→ WORKING DATA
=-=-=

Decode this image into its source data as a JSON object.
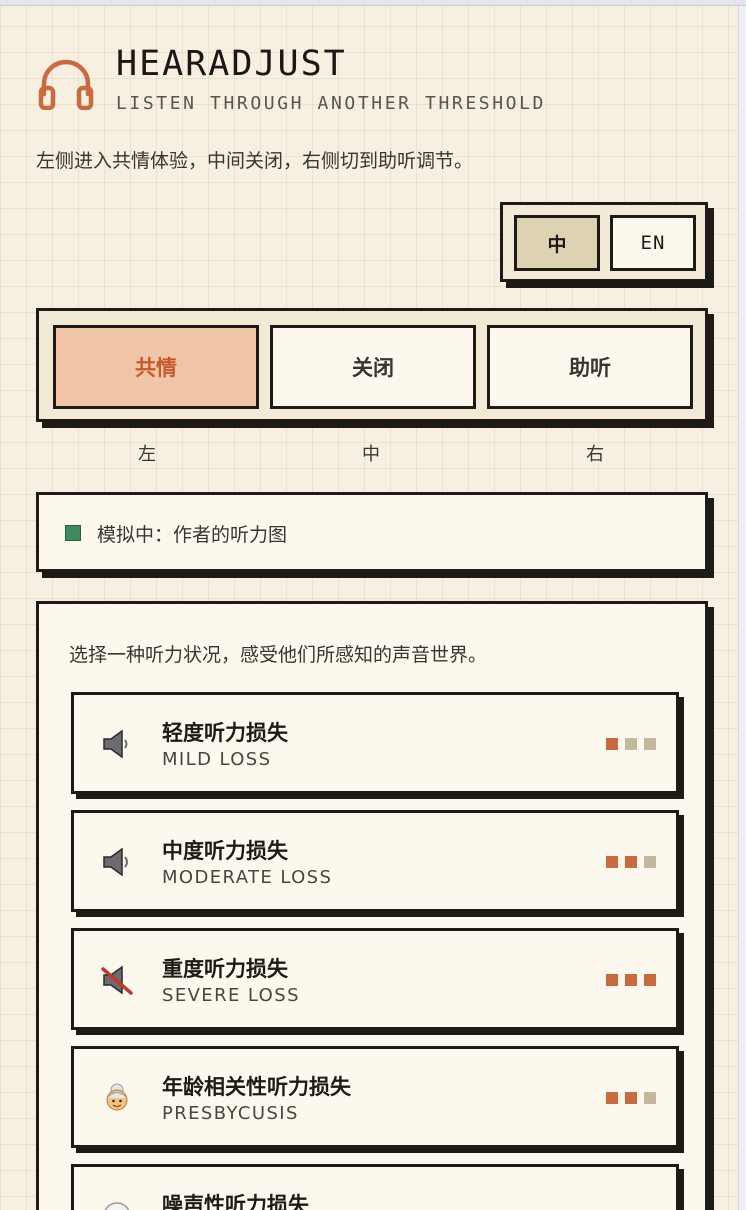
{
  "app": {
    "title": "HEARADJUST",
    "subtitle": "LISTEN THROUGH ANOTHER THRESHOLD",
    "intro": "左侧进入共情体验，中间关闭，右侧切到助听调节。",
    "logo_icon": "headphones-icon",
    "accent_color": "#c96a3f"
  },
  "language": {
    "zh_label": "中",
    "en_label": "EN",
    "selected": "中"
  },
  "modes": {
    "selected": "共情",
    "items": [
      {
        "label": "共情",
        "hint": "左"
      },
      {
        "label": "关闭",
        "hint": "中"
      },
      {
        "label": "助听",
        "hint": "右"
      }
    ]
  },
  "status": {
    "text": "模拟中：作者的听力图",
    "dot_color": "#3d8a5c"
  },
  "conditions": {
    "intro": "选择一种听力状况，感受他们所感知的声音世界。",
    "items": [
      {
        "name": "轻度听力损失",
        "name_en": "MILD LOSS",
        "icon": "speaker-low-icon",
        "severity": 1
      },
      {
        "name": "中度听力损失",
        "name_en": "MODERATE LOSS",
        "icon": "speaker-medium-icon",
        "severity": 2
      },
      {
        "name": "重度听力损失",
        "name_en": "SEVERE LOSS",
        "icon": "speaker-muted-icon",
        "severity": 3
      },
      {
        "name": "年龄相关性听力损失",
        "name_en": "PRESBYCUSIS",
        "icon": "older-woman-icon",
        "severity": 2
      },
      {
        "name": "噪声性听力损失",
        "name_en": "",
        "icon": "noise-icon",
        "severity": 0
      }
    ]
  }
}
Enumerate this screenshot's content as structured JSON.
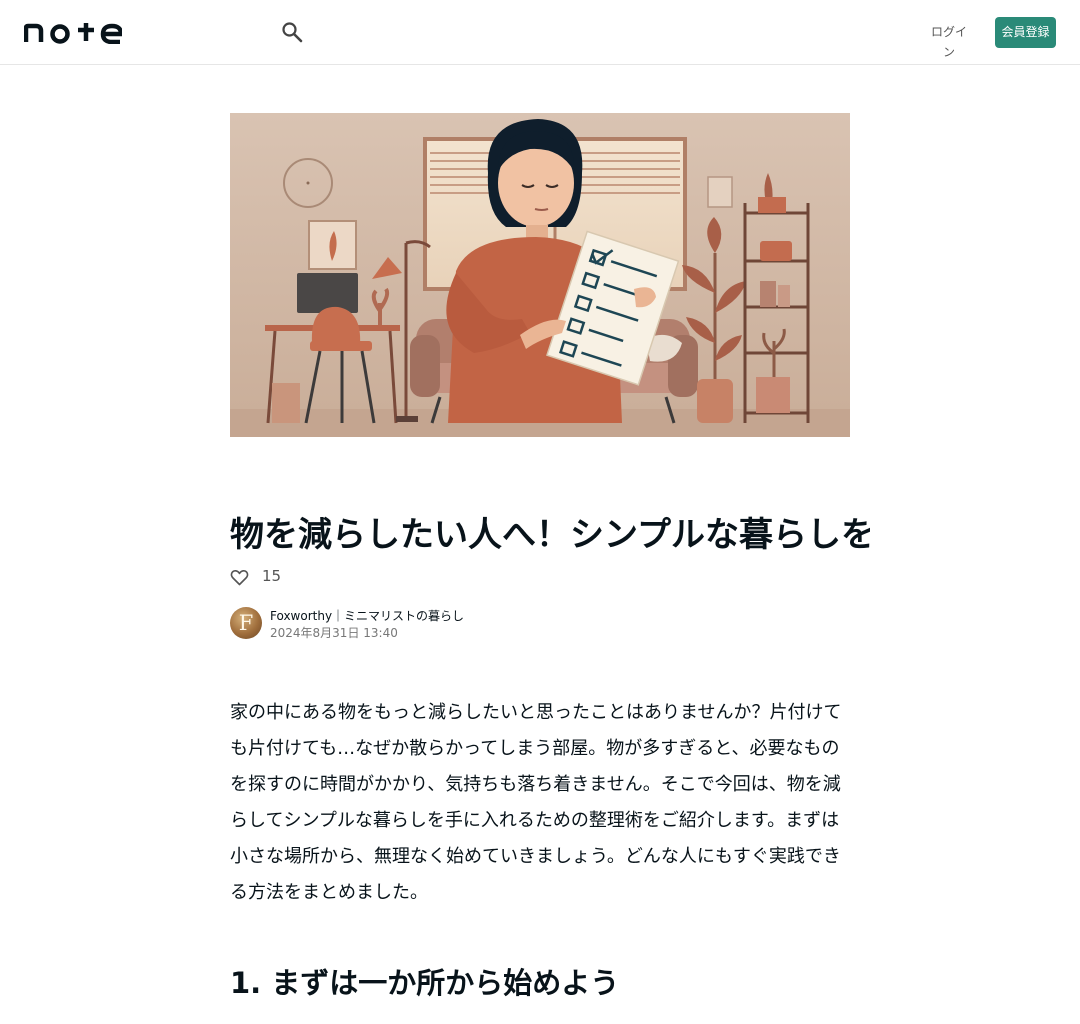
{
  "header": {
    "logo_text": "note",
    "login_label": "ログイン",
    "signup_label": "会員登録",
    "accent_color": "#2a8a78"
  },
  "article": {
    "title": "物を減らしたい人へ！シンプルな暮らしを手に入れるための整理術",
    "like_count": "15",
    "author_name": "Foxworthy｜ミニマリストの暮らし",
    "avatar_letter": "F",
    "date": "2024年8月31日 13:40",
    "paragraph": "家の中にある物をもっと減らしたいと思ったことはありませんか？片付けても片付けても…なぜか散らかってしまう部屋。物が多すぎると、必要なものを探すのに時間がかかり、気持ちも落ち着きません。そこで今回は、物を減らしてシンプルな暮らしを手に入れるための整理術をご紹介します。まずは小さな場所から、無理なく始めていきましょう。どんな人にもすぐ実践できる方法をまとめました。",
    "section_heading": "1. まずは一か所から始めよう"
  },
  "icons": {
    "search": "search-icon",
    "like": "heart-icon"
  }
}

=-=-=

→ EXERCISE REQUIREMENTS
Among the lines above, how many contain the string "LOSS"? State the number alone.

→ SOLUTION TO THIS PROBLEM
3